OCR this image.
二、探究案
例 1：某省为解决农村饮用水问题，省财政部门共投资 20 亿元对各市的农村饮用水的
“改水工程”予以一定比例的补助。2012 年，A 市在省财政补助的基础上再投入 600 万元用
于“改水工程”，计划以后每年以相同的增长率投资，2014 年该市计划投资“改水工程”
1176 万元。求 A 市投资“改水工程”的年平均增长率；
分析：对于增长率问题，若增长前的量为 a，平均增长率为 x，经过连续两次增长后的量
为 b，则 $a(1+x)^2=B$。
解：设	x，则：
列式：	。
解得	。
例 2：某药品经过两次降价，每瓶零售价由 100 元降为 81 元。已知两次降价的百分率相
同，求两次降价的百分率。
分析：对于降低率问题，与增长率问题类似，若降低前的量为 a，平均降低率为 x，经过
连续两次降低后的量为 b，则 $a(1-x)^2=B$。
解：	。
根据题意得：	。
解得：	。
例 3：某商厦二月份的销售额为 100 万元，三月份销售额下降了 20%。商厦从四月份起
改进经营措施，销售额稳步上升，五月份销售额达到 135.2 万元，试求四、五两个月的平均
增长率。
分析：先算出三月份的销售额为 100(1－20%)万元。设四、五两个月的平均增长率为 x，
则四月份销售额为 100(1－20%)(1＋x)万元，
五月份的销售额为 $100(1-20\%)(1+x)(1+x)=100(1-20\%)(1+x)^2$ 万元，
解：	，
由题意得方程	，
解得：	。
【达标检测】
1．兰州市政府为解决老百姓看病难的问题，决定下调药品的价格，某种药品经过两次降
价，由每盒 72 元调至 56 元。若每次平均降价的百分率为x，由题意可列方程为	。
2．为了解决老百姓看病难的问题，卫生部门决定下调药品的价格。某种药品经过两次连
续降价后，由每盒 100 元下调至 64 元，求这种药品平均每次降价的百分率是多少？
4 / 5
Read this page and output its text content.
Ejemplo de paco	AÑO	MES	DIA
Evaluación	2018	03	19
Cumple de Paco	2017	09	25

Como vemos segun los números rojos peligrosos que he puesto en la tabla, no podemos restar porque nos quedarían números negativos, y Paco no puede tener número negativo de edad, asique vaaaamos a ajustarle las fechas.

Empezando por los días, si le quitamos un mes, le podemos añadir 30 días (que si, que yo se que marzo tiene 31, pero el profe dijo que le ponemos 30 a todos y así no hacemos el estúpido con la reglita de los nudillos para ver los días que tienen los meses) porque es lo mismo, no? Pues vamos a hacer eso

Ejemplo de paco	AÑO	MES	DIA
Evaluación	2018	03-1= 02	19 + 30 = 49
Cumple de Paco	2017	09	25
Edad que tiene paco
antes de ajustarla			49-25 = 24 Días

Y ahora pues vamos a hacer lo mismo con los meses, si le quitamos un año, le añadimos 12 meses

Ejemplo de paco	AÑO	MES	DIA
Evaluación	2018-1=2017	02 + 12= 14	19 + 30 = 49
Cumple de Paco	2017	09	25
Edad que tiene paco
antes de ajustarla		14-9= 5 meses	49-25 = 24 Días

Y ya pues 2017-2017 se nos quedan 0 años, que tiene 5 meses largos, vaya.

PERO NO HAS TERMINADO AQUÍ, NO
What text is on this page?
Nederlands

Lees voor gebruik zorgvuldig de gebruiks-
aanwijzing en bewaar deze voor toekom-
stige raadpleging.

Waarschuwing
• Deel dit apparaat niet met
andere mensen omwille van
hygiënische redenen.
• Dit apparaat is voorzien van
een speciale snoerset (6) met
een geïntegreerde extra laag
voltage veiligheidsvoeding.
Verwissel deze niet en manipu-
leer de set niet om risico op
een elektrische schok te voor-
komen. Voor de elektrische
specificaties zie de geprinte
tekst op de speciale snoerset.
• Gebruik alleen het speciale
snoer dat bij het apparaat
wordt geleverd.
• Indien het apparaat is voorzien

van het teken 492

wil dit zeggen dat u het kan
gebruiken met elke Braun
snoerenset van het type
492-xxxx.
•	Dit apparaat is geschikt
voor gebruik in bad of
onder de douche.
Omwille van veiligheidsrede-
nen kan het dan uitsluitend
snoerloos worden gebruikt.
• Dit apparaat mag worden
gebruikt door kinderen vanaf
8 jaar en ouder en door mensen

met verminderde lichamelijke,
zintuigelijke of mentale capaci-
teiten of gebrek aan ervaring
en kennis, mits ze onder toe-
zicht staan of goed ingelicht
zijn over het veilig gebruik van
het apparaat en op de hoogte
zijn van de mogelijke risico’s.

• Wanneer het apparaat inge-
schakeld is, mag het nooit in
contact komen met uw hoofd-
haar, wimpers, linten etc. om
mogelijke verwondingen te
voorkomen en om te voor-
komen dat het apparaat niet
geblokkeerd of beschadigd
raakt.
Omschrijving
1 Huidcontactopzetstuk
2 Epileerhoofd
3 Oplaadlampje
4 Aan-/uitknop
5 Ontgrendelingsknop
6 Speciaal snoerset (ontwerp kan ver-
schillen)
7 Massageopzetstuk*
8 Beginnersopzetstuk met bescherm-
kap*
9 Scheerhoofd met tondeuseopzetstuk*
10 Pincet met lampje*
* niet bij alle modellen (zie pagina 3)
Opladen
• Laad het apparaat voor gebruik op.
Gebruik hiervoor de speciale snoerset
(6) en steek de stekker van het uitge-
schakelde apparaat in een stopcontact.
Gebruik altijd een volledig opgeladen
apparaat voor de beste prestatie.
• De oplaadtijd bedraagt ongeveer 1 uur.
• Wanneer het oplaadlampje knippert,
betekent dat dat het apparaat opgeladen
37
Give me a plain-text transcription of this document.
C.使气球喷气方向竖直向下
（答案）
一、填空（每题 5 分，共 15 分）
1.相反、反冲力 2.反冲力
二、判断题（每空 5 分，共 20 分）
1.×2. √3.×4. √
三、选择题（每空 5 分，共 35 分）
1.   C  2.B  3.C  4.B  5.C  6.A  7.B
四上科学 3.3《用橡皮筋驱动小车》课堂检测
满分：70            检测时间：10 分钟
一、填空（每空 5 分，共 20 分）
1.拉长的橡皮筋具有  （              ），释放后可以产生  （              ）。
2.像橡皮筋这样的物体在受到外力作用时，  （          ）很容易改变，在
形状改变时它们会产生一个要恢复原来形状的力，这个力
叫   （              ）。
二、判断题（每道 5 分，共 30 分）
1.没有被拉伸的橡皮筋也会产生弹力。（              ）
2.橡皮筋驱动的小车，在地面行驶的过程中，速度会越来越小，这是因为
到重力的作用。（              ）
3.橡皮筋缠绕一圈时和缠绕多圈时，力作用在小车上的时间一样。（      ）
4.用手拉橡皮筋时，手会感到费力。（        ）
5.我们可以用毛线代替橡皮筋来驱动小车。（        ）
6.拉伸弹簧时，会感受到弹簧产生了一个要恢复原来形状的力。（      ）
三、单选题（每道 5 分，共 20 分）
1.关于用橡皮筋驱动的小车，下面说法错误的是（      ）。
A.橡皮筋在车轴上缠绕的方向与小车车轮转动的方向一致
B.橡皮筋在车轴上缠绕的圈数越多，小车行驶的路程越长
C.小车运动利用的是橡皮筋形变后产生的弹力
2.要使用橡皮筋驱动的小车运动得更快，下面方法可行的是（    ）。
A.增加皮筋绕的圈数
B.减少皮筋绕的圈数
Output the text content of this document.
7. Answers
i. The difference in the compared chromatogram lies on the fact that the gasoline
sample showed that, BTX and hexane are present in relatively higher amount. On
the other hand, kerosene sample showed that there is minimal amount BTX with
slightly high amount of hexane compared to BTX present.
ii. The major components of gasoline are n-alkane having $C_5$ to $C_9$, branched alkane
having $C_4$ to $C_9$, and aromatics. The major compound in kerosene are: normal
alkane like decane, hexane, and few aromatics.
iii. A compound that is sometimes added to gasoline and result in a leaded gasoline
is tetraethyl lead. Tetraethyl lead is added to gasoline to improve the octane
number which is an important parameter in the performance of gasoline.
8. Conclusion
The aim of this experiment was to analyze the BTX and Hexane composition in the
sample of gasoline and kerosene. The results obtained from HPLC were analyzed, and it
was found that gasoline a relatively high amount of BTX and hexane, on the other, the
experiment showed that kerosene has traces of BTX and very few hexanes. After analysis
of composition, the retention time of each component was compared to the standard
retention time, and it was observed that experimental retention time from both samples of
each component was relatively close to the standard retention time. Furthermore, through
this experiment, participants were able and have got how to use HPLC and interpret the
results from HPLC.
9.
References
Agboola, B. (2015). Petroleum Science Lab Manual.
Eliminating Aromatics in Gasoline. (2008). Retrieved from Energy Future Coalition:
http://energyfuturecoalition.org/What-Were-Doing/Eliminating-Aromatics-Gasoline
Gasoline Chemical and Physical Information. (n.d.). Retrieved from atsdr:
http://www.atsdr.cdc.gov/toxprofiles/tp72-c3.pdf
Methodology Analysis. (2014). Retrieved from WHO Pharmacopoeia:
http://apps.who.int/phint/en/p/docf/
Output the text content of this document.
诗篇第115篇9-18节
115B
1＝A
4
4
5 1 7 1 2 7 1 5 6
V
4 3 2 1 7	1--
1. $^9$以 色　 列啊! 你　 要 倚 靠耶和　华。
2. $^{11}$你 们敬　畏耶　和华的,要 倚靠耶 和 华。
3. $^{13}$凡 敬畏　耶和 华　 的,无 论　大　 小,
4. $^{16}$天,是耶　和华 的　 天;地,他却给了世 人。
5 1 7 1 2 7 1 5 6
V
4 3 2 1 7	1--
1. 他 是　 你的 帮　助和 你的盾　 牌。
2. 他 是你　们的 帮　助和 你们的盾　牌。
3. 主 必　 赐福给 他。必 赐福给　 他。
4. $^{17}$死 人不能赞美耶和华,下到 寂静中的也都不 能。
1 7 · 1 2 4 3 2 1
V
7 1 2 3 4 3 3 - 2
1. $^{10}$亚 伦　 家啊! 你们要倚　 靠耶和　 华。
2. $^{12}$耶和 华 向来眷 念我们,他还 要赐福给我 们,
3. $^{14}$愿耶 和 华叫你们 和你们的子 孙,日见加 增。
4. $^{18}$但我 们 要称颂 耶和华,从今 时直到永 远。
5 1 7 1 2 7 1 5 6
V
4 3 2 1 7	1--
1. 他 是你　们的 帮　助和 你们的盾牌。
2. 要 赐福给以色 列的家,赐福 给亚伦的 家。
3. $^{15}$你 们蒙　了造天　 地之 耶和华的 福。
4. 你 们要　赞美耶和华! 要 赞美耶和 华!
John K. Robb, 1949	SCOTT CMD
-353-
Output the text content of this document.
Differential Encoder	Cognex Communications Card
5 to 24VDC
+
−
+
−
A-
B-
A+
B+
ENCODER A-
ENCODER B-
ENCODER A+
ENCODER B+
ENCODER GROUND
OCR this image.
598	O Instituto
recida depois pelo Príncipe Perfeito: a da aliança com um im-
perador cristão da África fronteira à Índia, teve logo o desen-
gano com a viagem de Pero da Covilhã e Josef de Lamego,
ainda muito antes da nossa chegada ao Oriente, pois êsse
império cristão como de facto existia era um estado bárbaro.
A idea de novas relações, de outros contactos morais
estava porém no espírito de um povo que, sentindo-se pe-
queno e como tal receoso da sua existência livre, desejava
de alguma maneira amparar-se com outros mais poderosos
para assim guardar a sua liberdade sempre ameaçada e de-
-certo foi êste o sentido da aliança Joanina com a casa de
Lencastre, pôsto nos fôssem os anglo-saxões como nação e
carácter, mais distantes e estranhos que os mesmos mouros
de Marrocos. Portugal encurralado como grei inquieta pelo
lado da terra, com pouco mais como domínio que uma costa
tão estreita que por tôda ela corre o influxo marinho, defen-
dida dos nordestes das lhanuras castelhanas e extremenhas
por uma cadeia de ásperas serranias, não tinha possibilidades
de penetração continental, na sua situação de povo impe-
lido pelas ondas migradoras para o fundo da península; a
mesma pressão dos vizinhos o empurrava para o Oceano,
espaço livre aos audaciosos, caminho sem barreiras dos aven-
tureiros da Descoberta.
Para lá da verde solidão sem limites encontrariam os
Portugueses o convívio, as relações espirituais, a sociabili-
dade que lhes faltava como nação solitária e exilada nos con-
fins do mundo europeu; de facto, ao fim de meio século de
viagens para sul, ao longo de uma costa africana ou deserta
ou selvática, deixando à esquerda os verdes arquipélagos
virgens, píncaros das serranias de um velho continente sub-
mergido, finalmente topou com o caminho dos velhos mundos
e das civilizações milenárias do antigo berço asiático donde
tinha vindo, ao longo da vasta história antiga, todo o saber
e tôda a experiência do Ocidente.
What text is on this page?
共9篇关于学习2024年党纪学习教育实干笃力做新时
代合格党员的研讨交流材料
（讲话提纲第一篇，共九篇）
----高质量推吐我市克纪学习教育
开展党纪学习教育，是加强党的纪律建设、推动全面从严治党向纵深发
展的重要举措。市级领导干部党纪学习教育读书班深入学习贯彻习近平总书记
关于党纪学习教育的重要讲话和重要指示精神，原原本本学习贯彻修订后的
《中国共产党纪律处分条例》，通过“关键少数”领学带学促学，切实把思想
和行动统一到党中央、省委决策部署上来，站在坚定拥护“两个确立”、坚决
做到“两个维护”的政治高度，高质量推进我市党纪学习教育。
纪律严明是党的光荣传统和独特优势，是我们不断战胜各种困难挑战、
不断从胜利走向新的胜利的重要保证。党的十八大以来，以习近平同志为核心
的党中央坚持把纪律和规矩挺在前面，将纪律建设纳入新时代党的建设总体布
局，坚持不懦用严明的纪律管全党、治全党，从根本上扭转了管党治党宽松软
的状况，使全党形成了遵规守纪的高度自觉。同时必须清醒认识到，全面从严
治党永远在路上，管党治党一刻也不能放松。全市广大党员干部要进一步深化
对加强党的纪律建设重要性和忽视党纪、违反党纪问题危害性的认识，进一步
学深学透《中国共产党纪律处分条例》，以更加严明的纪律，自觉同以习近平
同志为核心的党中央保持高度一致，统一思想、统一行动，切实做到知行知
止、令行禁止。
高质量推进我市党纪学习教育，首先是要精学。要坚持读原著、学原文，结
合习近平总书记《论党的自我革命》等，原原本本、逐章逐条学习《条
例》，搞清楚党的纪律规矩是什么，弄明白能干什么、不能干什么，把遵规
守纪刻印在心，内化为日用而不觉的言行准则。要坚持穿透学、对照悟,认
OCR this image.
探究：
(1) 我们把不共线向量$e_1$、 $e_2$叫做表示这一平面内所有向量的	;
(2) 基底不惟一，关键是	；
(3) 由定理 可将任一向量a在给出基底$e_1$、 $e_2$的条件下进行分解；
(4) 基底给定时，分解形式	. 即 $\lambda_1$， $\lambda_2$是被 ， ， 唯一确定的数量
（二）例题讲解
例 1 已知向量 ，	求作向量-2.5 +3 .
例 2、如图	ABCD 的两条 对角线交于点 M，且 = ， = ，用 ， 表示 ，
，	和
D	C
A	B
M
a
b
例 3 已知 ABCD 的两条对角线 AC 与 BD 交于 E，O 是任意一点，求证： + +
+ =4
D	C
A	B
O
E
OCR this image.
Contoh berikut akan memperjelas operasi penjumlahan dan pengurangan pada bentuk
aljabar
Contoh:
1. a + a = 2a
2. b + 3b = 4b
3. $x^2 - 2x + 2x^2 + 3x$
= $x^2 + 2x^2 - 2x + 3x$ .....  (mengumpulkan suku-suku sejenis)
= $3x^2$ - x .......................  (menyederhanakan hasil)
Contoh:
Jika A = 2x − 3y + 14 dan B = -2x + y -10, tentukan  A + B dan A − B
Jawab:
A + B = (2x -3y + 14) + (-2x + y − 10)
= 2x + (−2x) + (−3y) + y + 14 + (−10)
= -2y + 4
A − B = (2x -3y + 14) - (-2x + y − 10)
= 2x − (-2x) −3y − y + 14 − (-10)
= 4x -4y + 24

■ Problem requirements ■
Search the data above for lines holding "mogelijke" and copy each of them.

■ Output of the exercise ■
zijn van de mogelijke risico’s.
mogelijke verwondingen te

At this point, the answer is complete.